**Directions:** Locate the word "Martin" in the material, then show every line that holds it.

**Listed entries:**
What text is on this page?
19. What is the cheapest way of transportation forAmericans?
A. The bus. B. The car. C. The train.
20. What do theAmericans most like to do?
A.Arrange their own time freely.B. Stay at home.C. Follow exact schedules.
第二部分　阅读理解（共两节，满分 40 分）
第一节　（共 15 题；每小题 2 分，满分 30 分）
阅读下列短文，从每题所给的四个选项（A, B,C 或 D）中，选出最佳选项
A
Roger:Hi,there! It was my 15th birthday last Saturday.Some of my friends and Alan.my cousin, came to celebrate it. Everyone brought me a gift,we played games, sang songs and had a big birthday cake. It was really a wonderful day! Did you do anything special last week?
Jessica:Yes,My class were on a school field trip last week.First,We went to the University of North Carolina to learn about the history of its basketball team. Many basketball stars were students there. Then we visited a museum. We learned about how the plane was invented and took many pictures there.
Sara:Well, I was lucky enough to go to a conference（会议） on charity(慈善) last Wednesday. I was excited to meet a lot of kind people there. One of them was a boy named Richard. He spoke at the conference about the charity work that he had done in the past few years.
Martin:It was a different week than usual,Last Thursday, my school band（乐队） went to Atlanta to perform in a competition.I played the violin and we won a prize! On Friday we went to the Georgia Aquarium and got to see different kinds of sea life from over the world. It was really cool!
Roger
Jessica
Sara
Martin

**The reply:**
Martin:It was a different week than usual,Last Thursday, my school band（乐队） went to Atlanta to perform in a competition.I played the violin and we won a prize! On Friday we went to the Georgia Aquarium and got to see different kinds of sea life from over the world. It was really cool!
Martin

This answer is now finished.